LESETEXT –
▼

So fängt "Civilization one" mit einer Warnung an - aber ich denke, dass jeder, der dieses Buch kaufte bzw. downloadete, auch weiß, auf was er sich einläßt. Nämlich auf ungewöhnliche Hypothesen und Theorien zur Entwicklungsgeschichte der Menschheit.
Man erfährt Erstaunliches und absolut Unbekanntes über den Megalithic Yard, der in und um die Britischen Inseln seit der Steinzeit Verwendung fand - und dies bedeutet, dass auch Pounds und Pints seit dieser Zeit schon gebräuchlich sind.
Außerdem erfährt man, dass die Sumerer/Babylonier schon ein mathematisches System verwendeten, das auf "60" basierte (deshalb haben wir auch 60 Sekunden/60 Minuten, 360° - und gebräuchlich war damals schon eine Maßeinheit, die 99,88 cm entsprach, d.h. fast genau unserem jetzigen "Meter". Basierend auf dem Meter, gab es in Sumer und Babylonien deshalb auch Maßeinheiten, die fast exakt unserem aktuell gebräuchlichen Liter und Kilo entsprechen.

▲

[Datensätze zu Layoutbereichen]
▼

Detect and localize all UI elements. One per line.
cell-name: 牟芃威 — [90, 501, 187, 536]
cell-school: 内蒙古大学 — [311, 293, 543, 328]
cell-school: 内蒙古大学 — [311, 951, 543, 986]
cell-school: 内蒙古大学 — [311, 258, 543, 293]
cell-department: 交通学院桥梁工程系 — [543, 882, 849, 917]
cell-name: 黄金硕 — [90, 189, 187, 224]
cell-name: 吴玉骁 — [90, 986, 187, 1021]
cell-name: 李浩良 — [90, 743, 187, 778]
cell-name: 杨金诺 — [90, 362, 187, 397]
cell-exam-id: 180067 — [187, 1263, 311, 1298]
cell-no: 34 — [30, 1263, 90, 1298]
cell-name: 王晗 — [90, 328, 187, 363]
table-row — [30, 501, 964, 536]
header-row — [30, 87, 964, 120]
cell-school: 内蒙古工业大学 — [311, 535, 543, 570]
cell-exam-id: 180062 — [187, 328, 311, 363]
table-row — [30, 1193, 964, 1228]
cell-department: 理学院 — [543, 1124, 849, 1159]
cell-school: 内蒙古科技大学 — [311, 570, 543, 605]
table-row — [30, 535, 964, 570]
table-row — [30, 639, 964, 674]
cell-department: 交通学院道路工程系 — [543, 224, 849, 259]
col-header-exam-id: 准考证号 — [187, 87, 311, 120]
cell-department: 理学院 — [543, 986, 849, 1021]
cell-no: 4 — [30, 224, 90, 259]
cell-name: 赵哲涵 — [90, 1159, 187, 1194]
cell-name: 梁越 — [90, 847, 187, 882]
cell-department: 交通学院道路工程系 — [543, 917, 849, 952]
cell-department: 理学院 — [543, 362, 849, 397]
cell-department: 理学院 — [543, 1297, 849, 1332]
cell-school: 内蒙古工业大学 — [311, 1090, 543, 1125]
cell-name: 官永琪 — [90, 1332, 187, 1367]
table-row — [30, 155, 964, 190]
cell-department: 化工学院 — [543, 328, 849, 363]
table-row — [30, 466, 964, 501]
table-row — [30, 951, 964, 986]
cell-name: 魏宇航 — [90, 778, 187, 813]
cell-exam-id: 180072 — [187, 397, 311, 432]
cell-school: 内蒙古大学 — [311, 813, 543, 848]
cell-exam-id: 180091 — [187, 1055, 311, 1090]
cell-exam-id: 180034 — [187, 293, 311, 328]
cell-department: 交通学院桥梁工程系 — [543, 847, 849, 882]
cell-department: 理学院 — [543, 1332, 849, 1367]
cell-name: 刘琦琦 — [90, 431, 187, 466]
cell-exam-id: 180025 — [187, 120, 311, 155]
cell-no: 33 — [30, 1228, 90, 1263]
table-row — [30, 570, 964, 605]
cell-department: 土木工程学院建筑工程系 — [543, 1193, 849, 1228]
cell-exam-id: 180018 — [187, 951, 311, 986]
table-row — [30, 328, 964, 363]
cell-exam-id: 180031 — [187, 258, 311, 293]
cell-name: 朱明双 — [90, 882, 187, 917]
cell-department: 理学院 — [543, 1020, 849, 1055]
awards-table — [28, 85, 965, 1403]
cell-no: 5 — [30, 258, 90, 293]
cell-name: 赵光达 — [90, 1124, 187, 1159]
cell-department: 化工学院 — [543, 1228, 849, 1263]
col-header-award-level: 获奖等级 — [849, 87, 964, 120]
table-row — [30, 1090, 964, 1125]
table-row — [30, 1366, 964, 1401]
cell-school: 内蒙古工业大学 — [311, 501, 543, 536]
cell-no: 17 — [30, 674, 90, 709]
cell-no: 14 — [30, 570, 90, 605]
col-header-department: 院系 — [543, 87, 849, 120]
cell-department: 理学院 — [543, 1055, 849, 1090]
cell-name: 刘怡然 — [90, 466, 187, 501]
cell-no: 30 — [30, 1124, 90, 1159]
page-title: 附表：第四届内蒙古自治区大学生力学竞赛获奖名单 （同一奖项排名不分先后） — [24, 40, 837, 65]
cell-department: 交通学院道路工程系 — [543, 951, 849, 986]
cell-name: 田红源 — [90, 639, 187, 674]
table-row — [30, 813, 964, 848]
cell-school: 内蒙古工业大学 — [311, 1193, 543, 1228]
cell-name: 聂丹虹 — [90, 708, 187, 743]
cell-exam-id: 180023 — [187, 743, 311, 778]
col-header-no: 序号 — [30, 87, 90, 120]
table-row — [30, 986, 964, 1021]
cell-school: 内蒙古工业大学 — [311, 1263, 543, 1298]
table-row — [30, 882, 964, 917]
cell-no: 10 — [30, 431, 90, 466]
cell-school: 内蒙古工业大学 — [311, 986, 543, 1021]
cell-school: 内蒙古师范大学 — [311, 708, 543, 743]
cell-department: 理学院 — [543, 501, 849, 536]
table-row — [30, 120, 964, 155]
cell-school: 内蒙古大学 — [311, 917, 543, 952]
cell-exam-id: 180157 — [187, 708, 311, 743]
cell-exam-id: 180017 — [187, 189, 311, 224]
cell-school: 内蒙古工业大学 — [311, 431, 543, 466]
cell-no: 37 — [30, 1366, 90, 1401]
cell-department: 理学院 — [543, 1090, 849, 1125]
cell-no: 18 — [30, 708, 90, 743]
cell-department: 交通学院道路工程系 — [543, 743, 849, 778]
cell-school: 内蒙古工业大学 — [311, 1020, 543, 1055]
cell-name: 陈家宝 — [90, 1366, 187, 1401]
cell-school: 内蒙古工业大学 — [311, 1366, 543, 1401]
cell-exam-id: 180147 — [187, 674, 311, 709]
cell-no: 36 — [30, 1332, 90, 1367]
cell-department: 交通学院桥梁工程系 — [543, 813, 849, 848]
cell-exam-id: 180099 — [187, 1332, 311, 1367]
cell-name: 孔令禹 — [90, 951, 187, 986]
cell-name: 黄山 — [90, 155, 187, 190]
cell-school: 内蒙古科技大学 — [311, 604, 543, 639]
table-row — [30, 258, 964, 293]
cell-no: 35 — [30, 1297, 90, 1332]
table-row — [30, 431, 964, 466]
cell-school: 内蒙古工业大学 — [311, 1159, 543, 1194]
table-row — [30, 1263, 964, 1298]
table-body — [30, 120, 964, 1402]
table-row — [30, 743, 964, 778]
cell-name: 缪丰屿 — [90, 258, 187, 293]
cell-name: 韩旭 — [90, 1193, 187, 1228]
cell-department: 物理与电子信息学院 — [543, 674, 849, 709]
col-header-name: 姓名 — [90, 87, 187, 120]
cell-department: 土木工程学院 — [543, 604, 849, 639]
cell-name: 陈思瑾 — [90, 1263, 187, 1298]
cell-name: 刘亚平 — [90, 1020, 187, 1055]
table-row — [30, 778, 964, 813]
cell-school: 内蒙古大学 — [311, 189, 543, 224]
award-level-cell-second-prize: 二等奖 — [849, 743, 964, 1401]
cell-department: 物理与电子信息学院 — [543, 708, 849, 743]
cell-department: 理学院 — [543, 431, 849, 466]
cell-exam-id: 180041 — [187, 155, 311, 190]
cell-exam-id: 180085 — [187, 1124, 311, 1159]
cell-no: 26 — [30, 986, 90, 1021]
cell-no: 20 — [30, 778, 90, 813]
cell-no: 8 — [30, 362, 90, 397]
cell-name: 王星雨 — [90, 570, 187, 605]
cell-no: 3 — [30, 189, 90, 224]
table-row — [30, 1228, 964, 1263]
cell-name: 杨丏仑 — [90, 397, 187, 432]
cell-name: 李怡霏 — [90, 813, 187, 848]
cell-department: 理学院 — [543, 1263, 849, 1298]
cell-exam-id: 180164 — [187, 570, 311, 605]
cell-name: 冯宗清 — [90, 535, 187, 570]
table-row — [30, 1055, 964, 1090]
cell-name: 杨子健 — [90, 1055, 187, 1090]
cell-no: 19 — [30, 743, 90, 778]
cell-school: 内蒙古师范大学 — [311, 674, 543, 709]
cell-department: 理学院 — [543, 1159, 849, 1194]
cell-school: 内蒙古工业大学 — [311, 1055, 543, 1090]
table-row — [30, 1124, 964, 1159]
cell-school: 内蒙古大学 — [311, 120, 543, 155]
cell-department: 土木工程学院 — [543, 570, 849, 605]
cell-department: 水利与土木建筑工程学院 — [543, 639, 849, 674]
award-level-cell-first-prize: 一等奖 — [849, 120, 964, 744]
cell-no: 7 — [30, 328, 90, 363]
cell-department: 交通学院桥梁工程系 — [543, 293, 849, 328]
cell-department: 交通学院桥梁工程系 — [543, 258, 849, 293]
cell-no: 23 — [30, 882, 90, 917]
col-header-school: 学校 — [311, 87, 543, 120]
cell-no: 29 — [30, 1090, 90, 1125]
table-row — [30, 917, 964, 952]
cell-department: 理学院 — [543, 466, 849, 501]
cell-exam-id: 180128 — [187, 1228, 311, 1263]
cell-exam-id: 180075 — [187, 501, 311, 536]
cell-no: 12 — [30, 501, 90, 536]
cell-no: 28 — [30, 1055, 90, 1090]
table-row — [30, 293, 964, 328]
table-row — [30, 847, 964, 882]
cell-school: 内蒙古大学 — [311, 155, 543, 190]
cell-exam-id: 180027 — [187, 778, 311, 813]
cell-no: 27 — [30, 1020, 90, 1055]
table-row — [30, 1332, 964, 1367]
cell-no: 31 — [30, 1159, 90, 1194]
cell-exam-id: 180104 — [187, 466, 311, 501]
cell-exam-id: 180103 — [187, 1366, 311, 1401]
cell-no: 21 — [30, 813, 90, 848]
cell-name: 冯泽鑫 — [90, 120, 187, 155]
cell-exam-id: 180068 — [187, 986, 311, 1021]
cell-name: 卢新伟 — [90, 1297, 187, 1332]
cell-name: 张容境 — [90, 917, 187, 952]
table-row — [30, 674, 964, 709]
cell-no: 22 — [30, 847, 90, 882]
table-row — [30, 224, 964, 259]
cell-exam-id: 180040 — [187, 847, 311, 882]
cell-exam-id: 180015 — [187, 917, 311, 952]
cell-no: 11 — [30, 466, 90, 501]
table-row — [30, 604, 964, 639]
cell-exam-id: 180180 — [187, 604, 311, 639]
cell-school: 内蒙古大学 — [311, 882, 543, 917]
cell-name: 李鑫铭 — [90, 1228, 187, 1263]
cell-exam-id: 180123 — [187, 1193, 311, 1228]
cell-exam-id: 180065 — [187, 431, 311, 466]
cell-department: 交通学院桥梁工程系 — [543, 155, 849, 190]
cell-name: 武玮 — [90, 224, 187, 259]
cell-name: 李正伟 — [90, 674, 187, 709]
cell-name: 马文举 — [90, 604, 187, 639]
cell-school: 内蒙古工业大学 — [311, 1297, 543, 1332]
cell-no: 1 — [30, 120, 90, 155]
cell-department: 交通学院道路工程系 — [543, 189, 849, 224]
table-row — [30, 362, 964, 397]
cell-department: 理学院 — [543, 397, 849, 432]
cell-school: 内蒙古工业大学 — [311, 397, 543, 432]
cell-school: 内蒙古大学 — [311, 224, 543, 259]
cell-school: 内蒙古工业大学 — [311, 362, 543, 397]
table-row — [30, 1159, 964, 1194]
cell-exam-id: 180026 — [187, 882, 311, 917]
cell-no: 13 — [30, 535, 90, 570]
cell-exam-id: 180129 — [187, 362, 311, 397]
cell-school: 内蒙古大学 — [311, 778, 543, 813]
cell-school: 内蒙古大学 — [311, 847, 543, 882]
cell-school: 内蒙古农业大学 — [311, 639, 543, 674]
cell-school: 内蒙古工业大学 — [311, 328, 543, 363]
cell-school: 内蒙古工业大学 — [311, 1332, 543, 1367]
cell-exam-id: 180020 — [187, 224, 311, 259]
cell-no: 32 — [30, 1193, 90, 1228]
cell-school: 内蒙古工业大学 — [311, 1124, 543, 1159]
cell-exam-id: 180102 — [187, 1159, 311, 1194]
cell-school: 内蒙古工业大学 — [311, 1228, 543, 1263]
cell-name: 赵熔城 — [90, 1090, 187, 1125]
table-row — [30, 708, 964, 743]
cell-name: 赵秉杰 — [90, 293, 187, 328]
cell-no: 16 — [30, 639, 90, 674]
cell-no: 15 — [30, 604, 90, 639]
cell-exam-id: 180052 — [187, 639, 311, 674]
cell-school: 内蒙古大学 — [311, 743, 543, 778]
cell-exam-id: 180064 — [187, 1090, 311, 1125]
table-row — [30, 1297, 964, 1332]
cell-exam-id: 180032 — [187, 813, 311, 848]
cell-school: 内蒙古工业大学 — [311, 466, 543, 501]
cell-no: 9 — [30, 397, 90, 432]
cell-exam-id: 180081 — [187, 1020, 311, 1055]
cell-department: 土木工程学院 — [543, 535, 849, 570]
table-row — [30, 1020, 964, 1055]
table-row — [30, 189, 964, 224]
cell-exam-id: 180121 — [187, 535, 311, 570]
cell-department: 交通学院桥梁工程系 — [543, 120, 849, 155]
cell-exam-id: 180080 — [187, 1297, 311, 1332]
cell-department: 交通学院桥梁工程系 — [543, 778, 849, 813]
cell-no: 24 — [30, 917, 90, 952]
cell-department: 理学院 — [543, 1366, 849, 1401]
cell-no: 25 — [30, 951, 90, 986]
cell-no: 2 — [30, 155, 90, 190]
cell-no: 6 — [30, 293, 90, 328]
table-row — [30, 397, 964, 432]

▲

GEGEBENE AUFGABE 1 – Wo und seit wann wurde der Megalithic Yard laut der Buchbesprechung zu „Civilization One“ verwendet?
GEGEBENE AUFGABE 2 – Schreibe die Buchbesprechung zu „Civilization One“ im Anschluss an ihren letzten Satz weiter.

ENDERGEBNIS 1 – In und um die Britischen Inseln, seit der Steinzeit.

ENDERGEBNIS 2 –
Also nichts mit der "Erfindung" bzw. Einführung dieser Maßeinheiten vor wenigen Jahrhunderten in Frankreich.
Ansonsten gibt es auch noch viele weitere Gedankenanstöße, Mutmaßungen, überraschende Infos, so dass "Civilization One" auf jeden Fall als anregende Lektüre, für "Believer" wie auch Zweifler, empfohlen werden kann. Diskussionsstoff bietet dieses Buch allemal, genauso wie "Who built the moon" der gleichen Autoren.
Fazit: Empfehlenswert - intelligenter, nachdenklich machender Lesestoff!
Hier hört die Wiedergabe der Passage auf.